> Description of the task
Locate every line in the records below that holds the word "Stabiliser" and return each one.

Dataset records:
______________________________
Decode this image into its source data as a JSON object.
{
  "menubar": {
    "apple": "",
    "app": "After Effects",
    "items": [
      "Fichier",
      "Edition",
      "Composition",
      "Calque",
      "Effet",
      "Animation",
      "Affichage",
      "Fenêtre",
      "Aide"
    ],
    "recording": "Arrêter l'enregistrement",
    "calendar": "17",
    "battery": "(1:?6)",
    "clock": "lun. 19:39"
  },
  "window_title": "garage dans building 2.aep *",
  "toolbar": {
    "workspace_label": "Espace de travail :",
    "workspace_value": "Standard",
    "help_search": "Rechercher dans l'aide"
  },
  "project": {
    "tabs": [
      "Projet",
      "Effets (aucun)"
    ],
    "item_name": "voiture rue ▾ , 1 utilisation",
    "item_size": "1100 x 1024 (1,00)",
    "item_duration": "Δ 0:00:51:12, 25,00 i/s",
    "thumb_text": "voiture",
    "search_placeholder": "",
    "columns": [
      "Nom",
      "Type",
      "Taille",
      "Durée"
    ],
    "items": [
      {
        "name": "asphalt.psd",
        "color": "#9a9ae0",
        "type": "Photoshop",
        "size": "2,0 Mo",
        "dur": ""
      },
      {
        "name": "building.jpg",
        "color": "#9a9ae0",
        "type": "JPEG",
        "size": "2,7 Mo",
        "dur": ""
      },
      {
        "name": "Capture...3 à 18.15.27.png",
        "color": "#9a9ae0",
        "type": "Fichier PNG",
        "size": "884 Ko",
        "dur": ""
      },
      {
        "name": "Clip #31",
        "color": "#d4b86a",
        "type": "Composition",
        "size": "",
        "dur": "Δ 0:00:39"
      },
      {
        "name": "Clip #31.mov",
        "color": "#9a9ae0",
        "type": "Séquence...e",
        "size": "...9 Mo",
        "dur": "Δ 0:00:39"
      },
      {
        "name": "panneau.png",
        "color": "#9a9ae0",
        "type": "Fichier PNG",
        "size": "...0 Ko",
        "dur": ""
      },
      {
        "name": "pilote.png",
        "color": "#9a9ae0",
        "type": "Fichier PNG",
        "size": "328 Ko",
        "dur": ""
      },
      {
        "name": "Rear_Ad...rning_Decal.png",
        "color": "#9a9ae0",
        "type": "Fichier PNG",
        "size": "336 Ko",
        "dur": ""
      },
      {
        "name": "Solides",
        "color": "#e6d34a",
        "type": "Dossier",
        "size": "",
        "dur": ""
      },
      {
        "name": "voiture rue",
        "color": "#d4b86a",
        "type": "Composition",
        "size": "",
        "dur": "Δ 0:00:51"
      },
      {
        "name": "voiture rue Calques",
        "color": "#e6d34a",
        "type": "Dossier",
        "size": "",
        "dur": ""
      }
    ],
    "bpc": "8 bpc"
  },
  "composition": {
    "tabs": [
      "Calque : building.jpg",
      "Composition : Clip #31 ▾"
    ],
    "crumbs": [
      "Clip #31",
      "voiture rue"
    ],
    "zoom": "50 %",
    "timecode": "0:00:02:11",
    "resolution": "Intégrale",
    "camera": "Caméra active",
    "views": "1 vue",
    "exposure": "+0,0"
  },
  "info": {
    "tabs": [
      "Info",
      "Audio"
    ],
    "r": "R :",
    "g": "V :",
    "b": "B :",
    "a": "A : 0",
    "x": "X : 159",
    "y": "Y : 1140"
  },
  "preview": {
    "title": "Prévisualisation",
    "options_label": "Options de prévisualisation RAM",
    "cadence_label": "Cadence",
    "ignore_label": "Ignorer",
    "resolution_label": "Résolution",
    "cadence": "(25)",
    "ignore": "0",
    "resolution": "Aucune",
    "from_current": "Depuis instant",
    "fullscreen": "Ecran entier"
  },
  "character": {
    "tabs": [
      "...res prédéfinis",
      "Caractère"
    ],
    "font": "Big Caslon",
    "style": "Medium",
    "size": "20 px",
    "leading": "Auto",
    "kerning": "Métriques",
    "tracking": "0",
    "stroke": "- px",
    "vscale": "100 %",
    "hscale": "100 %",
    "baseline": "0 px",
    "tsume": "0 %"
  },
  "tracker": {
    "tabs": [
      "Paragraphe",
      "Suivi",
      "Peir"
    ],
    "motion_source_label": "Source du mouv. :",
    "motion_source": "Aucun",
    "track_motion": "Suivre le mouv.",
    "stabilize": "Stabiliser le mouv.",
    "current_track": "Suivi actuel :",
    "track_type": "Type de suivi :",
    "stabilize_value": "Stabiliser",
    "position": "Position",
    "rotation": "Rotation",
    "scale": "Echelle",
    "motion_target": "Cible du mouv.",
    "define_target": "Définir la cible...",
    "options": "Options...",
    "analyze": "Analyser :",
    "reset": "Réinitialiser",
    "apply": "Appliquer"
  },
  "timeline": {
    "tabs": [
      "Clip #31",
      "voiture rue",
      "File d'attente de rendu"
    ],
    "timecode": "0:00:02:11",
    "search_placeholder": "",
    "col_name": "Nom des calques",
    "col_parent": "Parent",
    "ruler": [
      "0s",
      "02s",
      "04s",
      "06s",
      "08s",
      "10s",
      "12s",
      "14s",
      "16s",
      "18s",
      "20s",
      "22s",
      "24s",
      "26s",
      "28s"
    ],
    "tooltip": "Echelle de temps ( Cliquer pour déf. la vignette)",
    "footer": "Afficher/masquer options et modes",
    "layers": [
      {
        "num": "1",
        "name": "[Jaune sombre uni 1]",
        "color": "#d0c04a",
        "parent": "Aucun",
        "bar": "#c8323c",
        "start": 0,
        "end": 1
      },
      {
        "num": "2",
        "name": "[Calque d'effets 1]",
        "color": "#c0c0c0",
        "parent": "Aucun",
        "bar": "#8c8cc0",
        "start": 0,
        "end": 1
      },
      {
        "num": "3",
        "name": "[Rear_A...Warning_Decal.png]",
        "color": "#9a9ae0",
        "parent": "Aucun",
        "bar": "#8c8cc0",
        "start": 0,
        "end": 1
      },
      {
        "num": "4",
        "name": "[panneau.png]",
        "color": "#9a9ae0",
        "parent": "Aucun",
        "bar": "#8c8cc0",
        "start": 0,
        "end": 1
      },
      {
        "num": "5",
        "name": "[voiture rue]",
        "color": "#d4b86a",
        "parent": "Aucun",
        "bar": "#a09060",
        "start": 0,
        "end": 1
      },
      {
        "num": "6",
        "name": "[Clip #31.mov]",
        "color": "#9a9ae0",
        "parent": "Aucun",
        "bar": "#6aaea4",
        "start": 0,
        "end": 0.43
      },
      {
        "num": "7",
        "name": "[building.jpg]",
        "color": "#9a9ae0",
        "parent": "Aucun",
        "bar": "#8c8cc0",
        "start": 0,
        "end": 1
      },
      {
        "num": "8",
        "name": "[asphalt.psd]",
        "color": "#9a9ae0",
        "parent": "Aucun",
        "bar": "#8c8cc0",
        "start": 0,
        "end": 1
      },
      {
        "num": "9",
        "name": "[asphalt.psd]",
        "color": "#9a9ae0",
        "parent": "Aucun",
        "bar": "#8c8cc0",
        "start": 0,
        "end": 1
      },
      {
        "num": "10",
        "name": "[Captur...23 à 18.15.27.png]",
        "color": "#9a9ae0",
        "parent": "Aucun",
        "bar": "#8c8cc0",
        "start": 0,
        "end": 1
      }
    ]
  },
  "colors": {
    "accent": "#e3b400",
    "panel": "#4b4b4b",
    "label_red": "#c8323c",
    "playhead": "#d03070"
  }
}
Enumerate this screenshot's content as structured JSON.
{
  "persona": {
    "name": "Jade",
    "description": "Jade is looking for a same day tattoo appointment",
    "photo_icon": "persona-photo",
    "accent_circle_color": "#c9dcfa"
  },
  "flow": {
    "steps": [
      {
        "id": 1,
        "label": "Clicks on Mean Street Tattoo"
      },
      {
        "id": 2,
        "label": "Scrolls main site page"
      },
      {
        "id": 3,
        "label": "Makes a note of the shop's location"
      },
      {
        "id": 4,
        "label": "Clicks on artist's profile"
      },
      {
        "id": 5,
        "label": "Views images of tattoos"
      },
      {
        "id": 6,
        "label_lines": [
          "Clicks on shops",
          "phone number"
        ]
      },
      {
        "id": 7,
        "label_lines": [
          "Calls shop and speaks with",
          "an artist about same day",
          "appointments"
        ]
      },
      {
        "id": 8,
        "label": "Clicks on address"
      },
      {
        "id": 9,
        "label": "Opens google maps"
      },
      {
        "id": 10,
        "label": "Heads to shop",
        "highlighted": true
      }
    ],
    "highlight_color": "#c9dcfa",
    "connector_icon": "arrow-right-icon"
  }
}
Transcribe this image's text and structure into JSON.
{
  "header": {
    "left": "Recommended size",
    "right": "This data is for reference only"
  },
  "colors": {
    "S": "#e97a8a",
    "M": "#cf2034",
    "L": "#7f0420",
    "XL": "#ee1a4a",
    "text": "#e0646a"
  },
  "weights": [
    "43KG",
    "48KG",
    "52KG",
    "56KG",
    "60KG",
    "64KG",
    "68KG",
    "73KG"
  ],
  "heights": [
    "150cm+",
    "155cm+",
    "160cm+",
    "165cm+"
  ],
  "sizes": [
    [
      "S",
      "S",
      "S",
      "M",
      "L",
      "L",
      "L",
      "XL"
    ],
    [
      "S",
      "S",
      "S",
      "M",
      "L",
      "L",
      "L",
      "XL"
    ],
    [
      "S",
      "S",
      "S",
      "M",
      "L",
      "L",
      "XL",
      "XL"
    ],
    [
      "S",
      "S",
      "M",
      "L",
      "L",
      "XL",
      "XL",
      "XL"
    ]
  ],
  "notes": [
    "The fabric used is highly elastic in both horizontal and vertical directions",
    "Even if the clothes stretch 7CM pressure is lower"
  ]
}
______________________________
> Expected answer
    "stabilize": "Stabiliser le mouv.",
    "stabilize_value": "Stabiliser",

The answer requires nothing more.